§ **Job**
Transcribe all the records exactly and omit any images they hold.

§ **Data rows**

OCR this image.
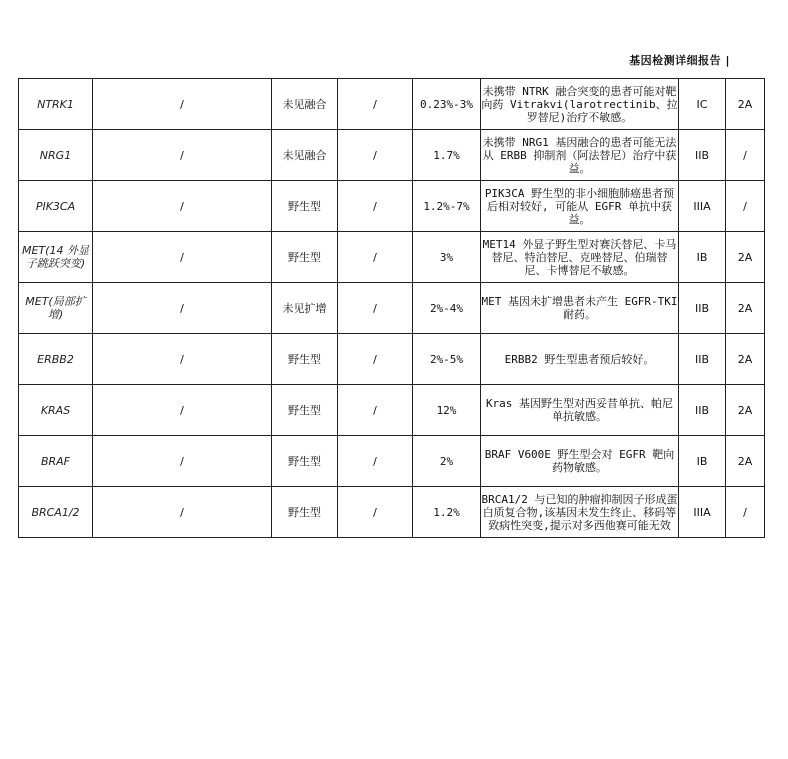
基因检测详细报告 |
NTRK1	/	未见融合	/	0.23%-3%	未携带 NTRK 融合突变的患者可能对靶向药 Vitrakvi(larotrectinib、拉罗替尼)治疗不敏感。	IC	2A
NRG1	/	未见融合	/	1.7%	未携带 NRG1 基因融合的患者可能无法从 ERBB 抑制剂（阿法替尼）治疗中获益。	IIB	/
PIK3CA	/	野生型	/	1.2%-7%	PIK3CA 野生型的非小细胞肺癌患者预后相对较好, 可能从 EGFR 单抗中获益。	IIIA	/
MET(14 外显子跳跃突变)	/	野生型	/	3%	MET14 外显子野生型对赛沃替尼、卡马替尼、特泊替尼、克唑替尼、伯瑞替尼、卡博替尼不敏感。	IB	2A
MET(局部扩增)	/	未见扩增	/	2%-4%	MET 基因未扩增患者未产生 EGFR-TKI 耐药。	IIB	2A
ERBB2	/	野生型	/	2%-5%	ERBB2 野生型患者预后较好。	IIB	2A
KRAS	/	野生型	/	12%	Kras 基因野生型对西妥昔单抗、帕尼单抗敏感。	IIB	2A
BRAF	/	野生型	/	2%	BRAF V600E 野生型会对 EGFR 靶向药物敏感。	IB	2A
BRCA1/2	/	野生型	/	1.2%	BRCA1/2 与已知的肿瘤抑制因子形成蛋白质复合物,该基因未发生终止、移码等致病性突变,提示对多西他赛可能无效	IIIA	/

§ **Finished exercise**
OCR this image.
基因检测详细报告 |
NTRK1	/	未见融合	/	0.23%-3%	未携带 NTRK 融合突变的患者可能对靶向药 Vitrakvi(larotrectinib、拉罗替尼)治疗不敏感。	IC	2A
NRG1	/	未见融合	/	1.7%	未携带 NRG1 基因融合的患者可能无法从 ERBB 抑制剂（阿法替尼）治疗中获益。	IIB	/
PIK3CA	/	野生型	/	1.2%-7%	PIK3CA 野生型的非小细胞肺癌患者预后相对较好, 可能从 EGFR 单抗中获益。	IIIA	/
MET(14 外显子跳跃突变)	/	野生型	/	3%	MET14 外显子野生型对赛沃替尼、卡马替尼、特泊替尼、克唑替尼、伯瑞替尼、卡博替尼不敏感。	IB	2A
MET(局部扩增)	/	未见扩增	/	2%-4%	MET 基因未扩增患者未产生 EGFR-TKI 耐药。	IIB	2A
ERBB2	/	野生型	/	2%-5%	ERBB2 野生型患者预后较好。	IIB	2A
KRAS	/	野生型	/	12%	Kras 基因野生型对西妥昔单抗、帕尼单抗敏感。	IIB	2A
BRAF	/	野生型	/	2%	BRAF V600E 野生型会对 EGFR 靶向药物敏感。	IB	2A
BRCA1/2	/	野生型	/	1.2%	BRCA1/2 与已知的肿瘤抑制因子形成蛋白质复合物,该基因未发生终止、移码等致病性突变,提示对多西他赛可能无效	IIIA	/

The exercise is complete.